▶ Sobre a tarefa
Prossiga com o texto sobre pensamento algébrico e analiticidade, escrevendo a continuação a partir da última frase apresentada.
------ Texto extraído ------
Deixe-me considerar a equação 2x + 2 = 10 + x. Na perspectiva do pensamento algébrico que estou delineando aqui, uma solução por tentativa e erro não seria considerada como algébrica, mesmo que a tarefa inclua números indeterminados e os alunos estejam trabalhando com notações. Em uma solução baseada em tentativa e erro, os alunos estão recorrendo apenas a conceitos aritméticos. Por outro lado, se os alunos deduzirem 2x + 2 = 10 + x que 2x = 8 + x (subtraindo 2 de ambos os lados da equação), etc., podemos dizer que os alunos estão pensando algebricamente. Eles estão trabalhando através das consequências de assumir que 2x + 2 é igual a 10 + x (RADFORD, 2018a, p. 9, tradução nossa)

No exemplo apresentado por Radford, pensar algebricamente levaria o aluno a agir a partir do símbolo de igualdade como indicação de equivalência, uma vez que realizaria uma subtração de mesma quantidade em ambos os termos da equação, conforme demonstrado no Quadro 12.

Quadro 12 – Exemplo de resolução algébrica Ação 1: (-2) 2x + 2 = 10 + x (-2) Ação 2: (-x) 2x= 8 + x (-x) Ação 3: x = 8

Fonte: elaborado pela autora, com base em Radford (2018, p. 9)

Esse procedimento, baseado na relação de equivalência é genuinamente algébrico. Um exemplo de resolução aritmética seria realizar várias tentativas de encontrar um valor conhecido para X, até se chegar a uma igualdade, ou ainda fazendo uso direto das operações inversas. No entanto, ao assumir a igualdade de 2x + 2 = 10 + x como uma premissa, todas as ações subsequentes devem manter a igualdade de ambos os termos, o que implica a visualização da equação em sua totalidade, bidirecionalmente, por intermédio do símbolo de igualdade.

Em função disso, em nossas análises, refletimos acerca da relevância da analiticidade como principal vetor que caracteriza o pensamento algébrico, buscando identificar nas estratégias demonstradas pelas crianças, indícios de pensamento analítico ou proto-analítico em crianças do 4º e 5º ano do Ensino Fundamental no NEI/CAp-UFRN. A proto-analiticidade consiste em uma aproximação ao pensamento analítico, posto que, conforme explicado anteriormente, a analiticidade tem duas principais vertentes: agir com o indeterminado como se fosse determinado e a ação por meio da dedução. Assim, em algumas ocasiões, os dois vetores não aparecem concomitantemente. Então, quando há o uso de uma ou outra vertente, afirmamos que houve uma proto-analiticidade.
------ Dados extraídos ------
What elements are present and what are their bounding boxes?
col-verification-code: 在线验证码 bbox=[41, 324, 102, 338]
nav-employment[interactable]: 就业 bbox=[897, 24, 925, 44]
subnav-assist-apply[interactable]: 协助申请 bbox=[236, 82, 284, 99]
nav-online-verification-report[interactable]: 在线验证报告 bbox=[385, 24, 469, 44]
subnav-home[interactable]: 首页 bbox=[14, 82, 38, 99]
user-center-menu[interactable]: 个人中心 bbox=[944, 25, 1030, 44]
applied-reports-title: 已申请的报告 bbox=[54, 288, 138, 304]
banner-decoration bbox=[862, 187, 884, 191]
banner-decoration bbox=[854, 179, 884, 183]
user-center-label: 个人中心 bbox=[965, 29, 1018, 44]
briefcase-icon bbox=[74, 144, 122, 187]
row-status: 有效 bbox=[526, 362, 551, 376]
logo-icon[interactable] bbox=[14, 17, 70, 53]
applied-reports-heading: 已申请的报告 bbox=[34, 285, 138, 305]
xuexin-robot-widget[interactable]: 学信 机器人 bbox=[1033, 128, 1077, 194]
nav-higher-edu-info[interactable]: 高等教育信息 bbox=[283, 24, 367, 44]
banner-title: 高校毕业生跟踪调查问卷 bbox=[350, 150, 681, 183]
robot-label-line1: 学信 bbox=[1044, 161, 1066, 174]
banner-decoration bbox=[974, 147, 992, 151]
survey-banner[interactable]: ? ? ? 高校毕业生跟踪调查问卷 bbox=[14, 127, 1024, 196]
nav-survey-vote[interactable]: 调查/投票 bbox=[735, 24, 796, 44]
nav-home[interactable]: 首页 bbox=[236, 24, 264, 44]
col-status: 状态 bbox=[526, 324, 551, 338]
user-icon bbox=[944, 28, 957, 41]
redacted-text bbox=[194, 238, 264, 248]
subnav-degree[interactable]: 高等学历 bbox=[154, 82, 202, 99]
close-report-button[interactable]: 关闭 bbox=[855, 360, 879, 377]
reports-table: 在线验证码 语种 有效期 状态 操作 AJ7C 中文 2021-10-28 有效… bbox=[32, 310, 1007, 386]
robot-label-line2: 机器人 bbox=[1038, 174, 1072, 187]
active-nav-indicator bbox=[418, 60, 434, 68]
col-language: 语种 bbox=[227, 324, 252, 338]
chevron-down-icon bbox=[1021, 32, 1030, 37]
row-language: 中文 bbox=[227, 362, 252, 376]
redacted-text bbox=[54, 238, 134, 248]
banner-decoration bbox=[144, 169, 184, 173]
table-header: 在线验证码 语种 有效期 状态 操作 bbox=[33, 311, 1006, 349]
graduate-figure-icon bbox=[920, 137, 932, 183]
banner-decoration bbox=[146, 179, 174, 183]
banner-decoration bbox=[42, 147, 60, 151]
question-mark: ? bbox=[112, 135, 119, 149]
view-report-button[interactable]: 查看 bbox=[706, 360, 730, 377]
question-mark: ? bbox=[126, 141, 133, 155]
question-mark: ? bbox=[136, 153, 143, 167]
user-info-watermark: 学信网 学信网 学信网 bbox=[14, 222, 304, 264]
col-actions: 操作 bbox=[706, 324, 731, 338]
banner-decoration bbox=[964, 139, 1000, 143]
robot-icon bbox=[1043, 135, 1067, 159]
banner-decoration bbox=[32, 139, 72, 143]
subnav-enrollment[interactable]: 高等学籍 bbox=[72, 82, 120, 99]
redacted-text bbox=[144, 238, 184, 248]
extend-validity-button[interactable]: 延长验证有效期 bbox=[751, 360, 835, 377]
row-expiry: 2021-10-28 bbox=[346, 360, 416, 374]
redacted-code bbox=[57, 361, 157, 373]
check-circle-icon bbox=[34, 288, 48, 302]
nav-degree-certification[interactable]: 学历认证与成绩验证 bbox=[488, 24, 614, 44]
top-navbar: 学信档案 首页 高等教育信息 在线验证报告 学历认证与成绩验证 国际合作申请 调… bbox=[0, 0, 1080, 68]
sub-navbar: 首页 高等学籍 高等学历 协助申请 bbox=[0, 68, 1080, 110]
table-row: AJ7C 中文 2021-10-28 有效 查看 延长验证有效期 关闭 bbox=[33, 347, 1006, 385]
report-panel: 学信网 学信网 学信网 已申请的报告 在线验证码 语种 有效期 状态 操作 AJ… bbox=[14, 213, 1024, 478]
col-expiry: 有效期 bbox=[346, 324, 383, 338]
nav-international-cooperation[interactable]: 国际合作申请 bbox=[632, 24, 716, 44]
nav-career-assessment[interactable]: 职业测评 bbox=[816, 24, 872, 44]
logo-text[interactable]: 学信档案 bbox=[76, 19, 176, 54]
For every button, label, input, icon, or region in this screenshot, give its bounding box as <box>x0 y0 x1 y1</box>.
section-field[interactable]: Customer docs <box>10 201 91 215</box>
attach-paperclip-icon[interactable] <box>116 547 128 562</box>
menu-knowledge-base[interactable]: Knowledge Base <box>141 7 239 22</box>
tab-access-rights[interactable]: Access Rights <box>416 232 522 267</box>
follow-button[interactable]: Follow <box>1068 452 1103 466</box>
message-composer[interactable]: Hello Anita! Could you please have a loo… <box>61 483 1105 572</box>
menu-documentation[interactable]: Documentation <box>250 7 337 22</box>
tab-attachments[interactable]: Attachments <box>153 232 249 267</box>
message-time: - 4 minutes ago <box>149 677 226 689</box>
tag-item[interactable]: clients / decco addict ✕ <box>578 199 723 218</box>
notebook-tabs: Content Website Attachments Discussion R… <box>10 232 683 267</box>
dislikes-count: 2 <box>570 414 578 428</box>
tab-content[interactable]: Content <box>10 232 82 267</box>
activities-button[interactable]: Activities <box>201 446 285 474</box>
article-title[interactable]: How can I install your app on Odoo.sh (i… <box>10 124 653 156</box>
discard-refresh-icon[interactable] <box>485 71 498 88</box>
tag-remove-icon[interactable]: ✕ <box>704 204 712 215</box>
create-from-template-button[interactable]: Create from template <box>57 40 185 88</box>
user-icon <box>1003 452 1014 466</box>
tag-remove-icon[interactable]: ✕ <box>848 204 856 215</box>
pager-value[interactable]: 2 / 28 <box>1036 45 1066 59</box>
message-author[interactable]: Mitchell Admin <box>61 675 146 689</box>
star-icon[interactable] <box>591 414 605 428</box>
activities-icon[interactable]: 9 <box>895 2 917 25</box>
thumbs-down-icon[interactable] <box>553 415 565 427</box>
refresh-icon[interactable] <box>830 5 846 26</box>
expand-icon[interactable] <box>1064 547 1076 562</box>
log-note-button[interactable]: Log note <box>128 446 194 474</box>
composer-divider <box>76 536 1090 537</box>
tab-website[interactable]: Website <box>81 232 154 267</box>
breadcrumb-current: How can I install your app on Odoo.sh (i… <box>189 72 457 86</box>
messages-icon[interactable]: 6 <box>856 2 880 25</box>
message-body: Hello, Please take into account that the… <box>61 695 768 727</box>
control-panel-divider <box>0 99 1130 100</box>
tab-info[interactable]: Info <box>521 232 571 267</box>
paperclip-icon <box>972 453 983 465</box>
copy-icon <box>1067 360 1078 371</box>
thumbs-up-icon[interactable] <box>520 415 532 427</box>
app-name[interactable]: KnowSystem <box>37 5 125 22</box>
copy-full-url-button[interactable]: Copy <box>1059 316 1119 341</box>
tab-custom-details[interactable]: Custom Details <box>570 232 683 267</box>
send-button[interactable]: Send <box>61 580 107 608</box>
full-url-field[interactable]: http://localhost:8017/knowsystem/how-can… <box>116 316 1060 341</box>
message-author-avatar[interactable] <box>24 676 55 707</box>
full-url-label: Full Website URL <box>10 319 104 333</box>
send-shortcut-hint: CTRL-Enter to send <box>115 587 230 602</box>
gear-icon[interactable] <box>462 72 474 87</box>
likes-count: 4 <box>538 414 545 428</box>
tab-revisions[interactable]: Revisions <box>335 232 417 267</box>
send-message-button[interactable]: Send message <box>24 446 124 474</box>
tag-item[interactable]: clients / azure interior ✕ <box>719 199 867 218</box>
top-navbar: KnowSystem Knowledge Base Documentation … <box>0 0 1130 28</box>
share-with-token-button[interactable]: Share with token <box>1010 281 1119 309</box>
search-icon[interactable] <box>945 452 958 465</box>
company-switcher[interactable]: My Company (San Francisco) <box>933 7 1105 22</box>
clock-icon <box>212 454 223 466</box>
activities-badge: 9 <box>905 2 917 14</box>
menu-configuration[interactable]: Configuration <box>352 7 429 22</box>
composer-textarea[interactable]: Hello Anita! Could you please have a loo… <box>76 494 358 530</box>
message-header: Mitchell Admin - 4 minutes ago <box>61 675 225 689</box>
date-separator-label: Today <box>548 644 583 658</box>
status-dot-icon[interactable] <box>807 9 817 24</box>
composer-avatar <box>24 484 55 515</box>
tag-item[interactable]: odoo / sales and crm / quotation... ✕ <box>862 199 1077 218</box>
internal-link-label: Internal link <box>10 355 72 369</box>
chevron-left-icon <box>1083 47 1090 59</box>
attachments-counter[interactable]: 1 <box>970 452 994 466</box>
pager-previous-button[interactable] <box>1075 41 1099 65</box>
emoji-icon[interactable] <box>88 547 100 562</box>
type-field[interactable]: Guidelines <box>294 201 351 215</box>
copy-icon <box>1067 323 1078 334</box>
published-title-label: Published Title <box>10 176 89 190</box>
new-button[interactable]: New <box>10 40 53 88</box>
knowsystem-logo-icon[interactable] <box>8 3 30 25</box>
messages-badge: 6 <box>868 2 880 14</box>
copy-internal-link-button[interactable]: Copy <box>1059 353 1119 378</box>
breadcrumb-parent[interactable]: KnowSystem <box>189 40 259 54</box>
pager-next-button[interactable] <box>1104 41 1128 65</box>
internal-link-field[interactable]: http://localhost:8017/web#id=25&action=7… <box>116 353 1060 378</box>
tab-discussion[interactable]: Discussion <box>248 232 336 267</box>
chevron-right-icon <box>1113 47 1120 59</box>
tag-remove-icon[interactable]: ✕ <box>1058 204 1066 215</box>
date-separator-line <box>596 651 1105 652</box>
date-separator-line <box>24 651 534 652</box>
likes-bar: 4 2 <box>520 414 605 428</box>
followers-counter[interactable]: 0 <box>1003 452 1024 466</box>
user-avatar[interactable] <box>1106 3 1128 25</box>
------
▶ Resultado abaixo
Ressaltamos que a relação entre aritmética e álgebra não pode ser alcançada por caminhos alternativos. Ou seja, ainda que o aluno possua habilidades desenvolvidas na aritmética, para a TO, é o pensamento analítico que diferencia a álgebra da aritmética.

Assim, no processo de investigação, utilizamos sentenças matemáticas com indeterminações, de modo que averiguamos nas estratégias demonstradas pelos alunos, indícios e aproximações ao pensamento analítico-dedutivo. Buscamos identificar e analisar em sentenças matemáticas, ocorrências em que percebemos uma aproximação à analiticidade, onde se busca tratar o desconhecido como prioridade, e se procura manipular o indeterminado como se tal quantidade fosse conhecida, o que para Radford consiste em pensar analiticamente, “ou seja, é preciso

considerar as quantidades indeterminadas como se fossem algo conhecido, como se fossem números específicos29” (RADFORD, 2013, p. 259, tradução nossa).

Intentamos também verificar nas estratégias demonstradas pela crianças, se as mesmas tratavam o termo desconhecido como primeiro plano, isso significa que, buscamos situações em que os estudantes manipulassem os números desconhecidos, pois, ao manipular apenas quantidades conhecidas, sinalizam tratar os números conhecidos em primeiro plano, conferindo, assim, prioridade a eles.

Elucidamos que nossa concepção para o trabalho pedagógico com a álgebra não se limita a uma situação de inserção de um termo desconhecido em uma expressão numérica, geralmente representado por uma letra, símbolo ou desenho. Apenas a presença do desconhecido não garante que a criança pense algebricamente, nesta investigação, concebemos a analiticidade no processo de introdução à álgebra, como o principal diferencial entre a operação com números conhecidos e desconhecidos. Assim, operar algebricamente é reconhecer, refletir e analisar tais indeterminações, como se as mesmas já fossem conhecidas (RADFORD, 2013), estabelecendo um sentido ao indeterminado e agindo baseado em premissas, num processo de raciocínio analítico-dedutivo.